(begin)

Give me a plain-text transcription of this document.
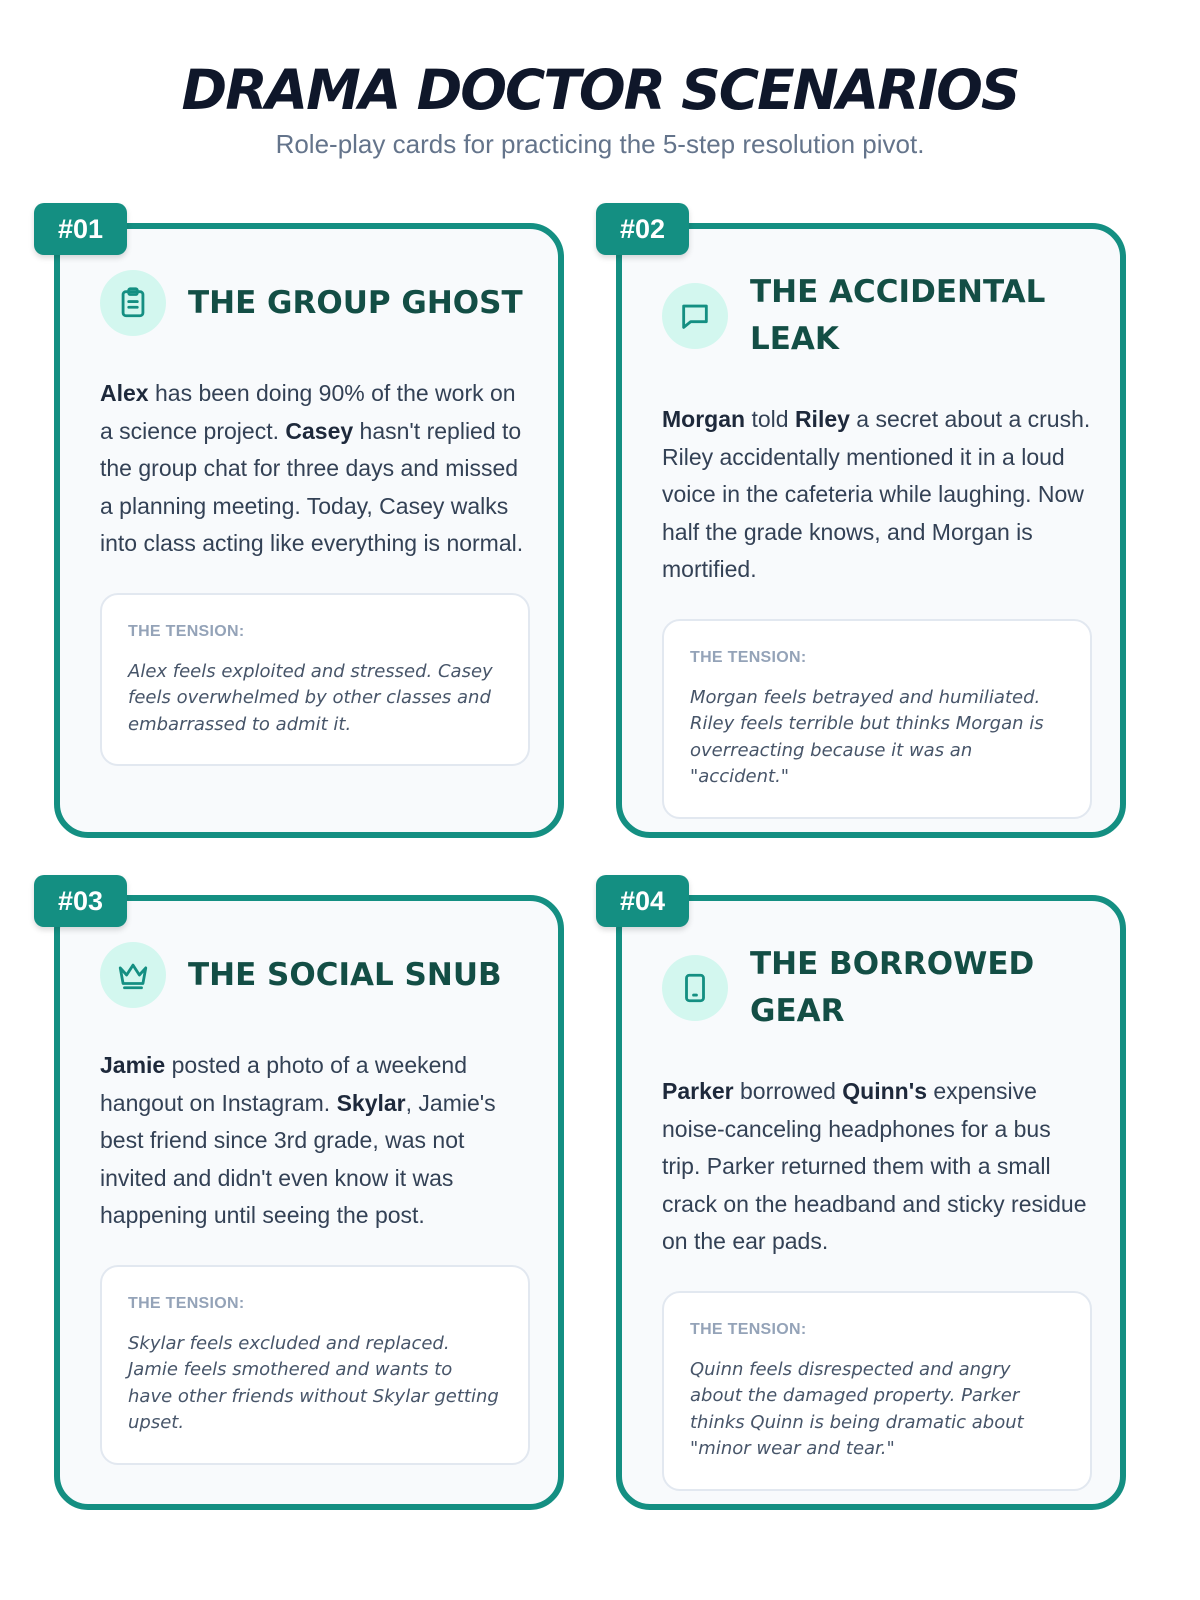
DRAMA DOCTOR SCENARIOS

Role-play cards for practicing the 5-step resolution pivot.

#01
THE GROUP GHOST

Alex has been doing 90% of the work on a science project. Casey hasn't replied to the group chat for three days and missed a planning meeting. Today, Casey walks into class acting like everything is normal.

THE TENSION:

Alex feels exploited and stressed. Casey feels overwhelmed by other classes and embarrassed to admit it.

#02
THE ACCIDENTAL LEAK

Morgan told Riley a secret about a crush. Riley accidentally mentioned it in a loud voice in the cafeteria while laughing. Now half the grade knows, and Morgan is mortified.

THE TENSION:

Morgan feels betrayed and humiliated. Riley feels terrible but thinks Morgan is overreacting because it was an "accident."

#03
THE SOCIAL SNUB

Jamie posted a photo of a weekend hangout on Instagram. Skylar, Jamie's best friend since 3rd grade, was not invited and didn't even know it was happening until seeing the post.

THE TENSION:

Skylar feels excluded and replaced. Jamie feels smothered and wants to have other friends without Skylar getting upset.

#04
THE BORROWED GEAR

Parker borrowed Quinn's expensive noise-canceling headphones for a bus trip. Parker returned them with a small crack on the headband and sticky residue on the ear pads.

THE TENSION:

Quinn feels disrespected and angry about the damaged property. Parker thinks Quinn is being dramatic about "minor wear and tear."
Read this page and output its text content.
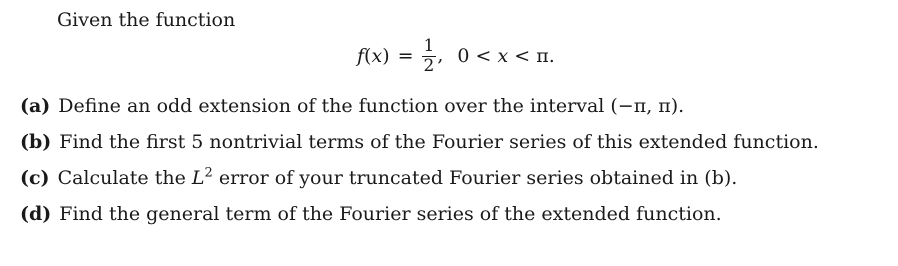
Given the function
$f(x) = \frac{1}{2}$ , 0 < x < π.
(a) Define an odd extension of the function over the interval (−π, π).
(b) Find the first 5 nontrivial terms of the Fourier series of this extended function.
(c) Calculate the $L^2$ error of your truncated Fourier series obtained in (b).
(d) Find the general term of the Fourier series of the extended function.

(end)

Output each line of the listing above, word for word, from the one holding "Read this page and output its text content." through the last line, both included; omit the pictures.

Solved problem
Read this page and output its text content.
Given the function
$f(x) = \frac{1}{2}$ , 0 < x < π.
(a) Define an odd extension of the function over the interval (−π, π).
(b) Find the first 5 nontrivial terms of the Fourier series of this extended function.
(c) Calculate the $L^2$ error of your truncated Fourier series obtained in (b).
(d) Find the general term of the Fourier series of the extended function.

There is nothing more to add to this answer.